▶ [Written task]:
Each line that follows should be printed again exactly as it stands.
((
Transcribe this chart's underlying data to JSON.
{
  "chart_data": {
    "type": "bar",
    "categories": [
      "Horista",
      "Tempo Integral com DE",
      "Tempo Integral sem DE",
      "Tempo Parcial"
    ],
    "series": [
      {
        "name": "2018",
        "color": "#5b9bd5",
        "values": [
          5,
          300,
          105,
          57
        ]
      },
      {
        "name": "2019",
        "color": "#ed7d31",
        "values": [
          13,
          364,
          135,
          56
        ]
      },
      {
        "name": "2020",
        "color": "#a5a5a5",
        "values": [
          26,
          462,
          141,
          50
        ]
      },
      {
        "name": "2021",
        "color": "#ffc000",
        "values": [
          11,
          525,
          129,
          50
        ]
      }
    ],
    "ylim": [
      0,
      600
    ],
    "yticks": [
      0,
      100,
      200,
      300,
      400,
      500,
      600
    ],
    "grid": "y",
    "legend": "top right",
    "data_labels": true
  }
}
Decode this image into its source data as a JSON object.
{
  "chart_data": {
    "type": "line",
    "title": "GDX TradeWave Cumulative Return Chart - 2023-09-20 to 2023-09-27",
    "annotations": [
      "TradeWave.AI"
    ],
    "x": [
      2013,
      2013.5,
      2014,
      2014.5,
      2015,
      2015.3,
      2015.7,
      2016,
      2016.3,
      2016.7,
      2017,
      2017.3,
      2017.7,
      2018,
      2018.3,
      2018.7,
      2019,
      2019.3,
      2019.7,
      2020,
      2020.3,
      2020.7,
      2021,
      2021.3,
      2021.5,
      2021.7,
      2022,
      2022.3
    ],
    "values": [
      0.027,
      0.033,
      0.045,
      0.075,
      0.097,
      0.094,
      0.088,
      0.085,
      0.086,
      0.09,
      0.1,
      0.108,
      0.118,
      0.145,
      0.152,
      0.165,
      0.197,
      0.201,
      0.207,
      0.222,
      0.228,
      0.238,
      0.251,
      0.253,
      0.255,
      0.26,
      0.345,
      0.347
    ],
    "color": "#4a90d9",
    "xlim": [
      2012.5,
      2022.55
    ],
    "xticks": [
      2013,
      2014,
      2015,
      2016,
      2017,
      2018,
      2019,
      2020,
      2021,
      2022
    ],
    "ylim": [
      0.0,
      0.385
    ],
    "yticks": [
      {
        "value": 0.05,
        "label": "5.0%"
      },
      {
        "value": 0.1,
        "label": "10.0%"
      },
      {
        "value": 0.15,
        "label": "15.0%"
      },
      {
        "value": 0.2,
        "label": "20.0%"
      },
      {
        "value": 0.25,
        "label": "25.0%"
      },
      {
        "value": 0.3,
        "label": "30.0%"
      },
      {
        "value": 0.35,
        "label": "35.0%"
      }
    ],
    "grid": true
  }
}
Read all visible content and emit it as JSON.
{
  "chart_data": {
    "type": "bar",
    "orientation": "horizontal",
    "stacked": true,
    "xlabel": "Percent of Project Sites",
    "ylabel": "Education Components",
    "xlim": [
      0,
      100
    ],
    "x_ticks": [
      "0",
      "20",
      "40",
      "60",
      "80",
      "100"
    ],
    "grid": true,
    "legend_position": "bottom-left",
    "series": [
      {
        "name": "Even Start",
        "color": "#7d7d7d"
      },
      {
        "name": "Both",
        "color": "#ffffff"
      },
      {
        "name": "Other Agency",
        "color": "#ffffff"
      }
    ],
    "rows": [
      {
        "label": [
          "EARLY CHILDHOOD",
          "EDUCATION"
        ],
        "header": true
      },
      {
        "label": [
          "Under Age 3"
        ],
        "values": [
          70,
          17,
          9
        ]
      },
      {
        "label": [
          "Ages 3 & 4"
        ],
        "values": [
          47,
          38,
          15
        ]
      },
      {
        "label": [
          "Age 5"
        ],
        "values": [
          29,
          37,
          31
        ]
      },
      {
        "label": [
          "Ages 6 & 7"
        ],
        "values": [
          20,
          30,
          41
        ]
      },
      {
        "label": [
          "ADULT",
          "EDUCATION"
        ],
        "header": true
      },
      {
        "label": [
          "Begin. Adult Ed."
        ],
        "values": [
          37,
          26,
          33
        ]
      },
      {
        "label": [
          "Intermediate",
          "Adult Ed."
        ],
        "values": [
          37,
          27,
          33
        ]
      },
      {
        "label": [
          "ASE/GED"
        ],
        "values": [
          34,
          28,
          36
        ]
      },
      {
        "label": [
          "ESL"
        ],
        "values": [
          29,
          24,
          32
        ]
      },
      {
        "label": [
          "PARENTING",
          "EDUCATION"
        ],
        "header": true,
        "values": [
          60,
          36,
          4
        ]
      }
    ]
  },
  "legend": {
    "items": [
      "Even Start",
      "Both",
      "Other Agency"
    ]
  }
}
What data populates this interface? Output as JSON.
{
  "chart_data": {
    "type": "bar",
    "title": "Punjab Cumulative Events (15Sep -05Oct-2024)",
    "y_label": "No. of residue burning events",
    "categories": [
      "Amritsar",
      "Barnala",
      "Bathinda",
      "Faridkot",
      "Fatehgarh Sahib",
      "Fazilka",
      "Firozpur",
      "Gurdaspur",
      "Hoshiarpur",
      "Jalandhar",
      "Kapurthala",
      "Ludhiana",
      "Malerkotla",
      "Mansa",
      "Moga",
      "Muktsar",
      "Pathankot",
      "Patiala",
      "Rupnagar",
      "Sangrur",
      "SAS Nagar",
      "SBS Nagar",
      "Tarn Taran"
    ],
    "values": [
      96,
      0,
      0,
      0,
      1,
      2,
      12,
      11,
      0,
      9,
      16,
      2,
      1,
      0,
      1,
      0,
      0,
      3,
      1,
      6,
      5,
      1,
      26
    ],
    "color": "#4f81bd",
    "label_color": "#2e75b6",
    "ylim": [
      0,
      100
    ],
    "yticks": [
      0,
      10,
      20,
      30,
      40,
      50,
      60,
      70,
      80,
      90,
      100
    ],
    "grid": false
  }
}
))
▶ [Written solution]:
Transcribe this chart's underlying data to JSON.
{
  "chart_data": {
    "type": "bar",
    "categories": [
      "Horista",
      "Tempo Integral com DE",
      "Tempo Integral sem DE",
      "Tempo Parcial"
    ],
    "series": [
      {
        "name": "2018",
        "color": "#5b9bd5",
        "values": [
          5,
          300,
          105,
          57
        ]
      },
      {
        "name": "2019",
        "color": "#ed7d31",
        "values": [
          13,
          364,
          135,
          56
        ]
      },
      {
        "name": "2020",
        "color": "#a5a5a5",
        "values": [
          26,
          462,
          141,
          50
        ]
      },
      {
        "name": "2021",
        "color": "#ffc000",
        "values": [
          11,
          525,
          129,
          50
        ]
      }
    ],
    "ylim": [
      0,
      600
    ],
    "yticks": [
      0,
      100,
      200,
      300,
      400,
      500,
      600
    ],
    "grid": "y",
    "legend": "top right",
    "data_labels": true
  }
}
Decode this image into its source data as a JSON object.
{
  "chart_data": {
    "type": "line",
    "title": "GDX TradeWave Cumulative Return Chart - 2023-09-20 to 2023-09-27",
    "annotations": [
      "TradeWave.AI"
    ],
    "x": [
      2013,
      2013.5,
      2014,
      2014.5,
      2015,
      2015.3,
      2015.7,
      2016,
      2016.3,
      2016.7,
      2017,
      2017.3,
      2017.7,
      2018,
      2018.3,
      2018.7,
      2019,
      2019.3,
      2019.7,
      2020,
      2020.3,
      2020.7,
      2021,
      2021.3,
      2021.5,
      2021.7,
      2022,
      2022.3
    ],
    "values": [
      0.027,
      0.033,
      0.045,
      0.075,
      0.097,
      0.094,
      0.088,
      0.085,
      0.086,
      0.09,
      0.1,
      0.108,
      0.118,
      0.145,
      0.152,
      0.165,
      0.197,
      0.201,
      0.207,
      0.222,
      0.228,
      0.238,
      0.251,
      0.253,
      0.255,
      0.26,
      0.345,
      0.347
    ],
    "color": "#4a90d9",
    "xlim": [
      2012.5,
      2022.55
    ],
    "xticks": [
      2013,
      2014,
      2015,
      2016,
      2017,
      2018,
      2019,
      2020,
      2021,
      2022
    ],
    "ylim": [
      0.0,
      0.385
    ],
    "yticks": [
      {
        "value": 0.05,
        "label": "5.0%"
      },
      {
        "value": 0.1,
        "label": "10.0%"
      },
      {
        "value": 0.15,
        "label": "15.0%"
      },
      {
        "value": 0.2,
        "label": "20.0%"
      },
      {
        "value": 0.25,
        "label": "25.0%"
      },
      {
        "value": 0.3,
        "label": "30.0%"
      },
      {
        "value": 0.35,
        "label": "35.0%"
      }
    ],
    "grid": true
  }
}
Read all visible content and emit it as JSON.
{
  "chart_data": {
    "type": "bar",
    "orientation": "horizontal",
    "stacked": true,
    "xlabel": "Percent of Project Sites",
    "ylabel": "Education Components",
    "xlim": [
      0,
      100
    ],
    "x_ticks": [
      "0",
      "20",
      "40",
      "60",
      "80",
      "100"
    ],
    "grid": true,
    "legend_position": "bottom-left",
    "series": [
      {
        "name": "Even Start",
        "color": "#7d7d7d"
      },
      {
        "name": "Both",
        "color": "#ffffff"
      },
      {
        "name": "Other Agency",
        "color": "#ffffff"
      }
    ],
    "rows": [
      {
        "label": [
          "EARLY CHILDHOOD",
          "EDUCATION"
        ],
        "header": true
      },
      {
        "label": [
          "Under Age 3"
        ],
        "values": [
          70,
          17,
          9
        ]
      },
      {
        "label": [
          "Ages 3 & 4"
        ],
        "values": [
          47,
          38,
          15
        ]
      },
      {
        "label": [
          "Age 5"
        ],
        "values": [
          29,
          37,
          31
        ]
      },
      {
        "label": [
          "Ages 6 & 7"
        ],
        "values": [
          20,
          30,
          41
        ]
      },
      {
        "label": [
          "ADULT",
          "EDUCATION"
        ],
        "header": true
      },
      {
        "label": [
          "Begin. Adult Ed."
        ],
        "values": [
          37,
          26,
          33
        ]
      },
      {
        "label": [
          "Intermediate",
          "Adult Ed."
        ],
        "values": [
          37,
          27,
          33
        ]
      },
      {
        "label": [
          "ASE/GED"
        ],
        "values": [
          34,
          28,
          36
        ]
      },
      {
        "label": [
          "ESL"
        ],
        "values": [
          29,
          24,
          32
        ]
      },
      {
        "label": [
          "PARENTING",
          "EDUCATION"
        ],
        "header": true,
        "values": [
          60,
          36,
          4
        ]
      }
    ]
  },
  "legend": {
    "items": [
      "Even Start",
      "Both",
      "Other Agency"
    ]
  }
}
What data populates this interface? Output as JSON.
{
  "chart_data": {
    "type": "bar",
    "title": "Punjab Cumulative Events (15Sep -05Oct-2024)",
    "y_label": "No. of residue burning events",
    "categories": [
      "Amritsar",
      "Barnala",
      "Bathinda",
      "Faridkot",
      "Fatehgarh Sahib",
      "Fazilka",
      "Firozpur",
      "Gurdaspur",
      "Hoshiarpur",
      "Jalandhar",
      "Kapurthala",
      "Ludhiana",
      "Malerkotla",
      "Mansa",
      "Moga",
      "Muktsar",
      "Pathankot",
      "Patiala",
      "Rupnagar",
      "Sangrur",
      "SAS Nagar",
      "SBS Nagar",
      "Tarn Taran"
    ],
    "values": [
      96,
      0,
      0,
      0,
      1,
      2,
      12,
      11,
      0,
      9,
      16,
      2,
      1,
      0,
      1,
      0,
      0,
      3,
      1,
      6,
      5,
      1,
      26
    ],
    "color": "#4f81bd",
    "label_color": "#2e75b6",
    "ylim": [
      0,
      100
    ],
    "yticks": [
      0,
      10,
      20,
      30,
      40,
      50,
      60,
      70,
      80,
      90,
      100
    ],
    "grid": false
  }
}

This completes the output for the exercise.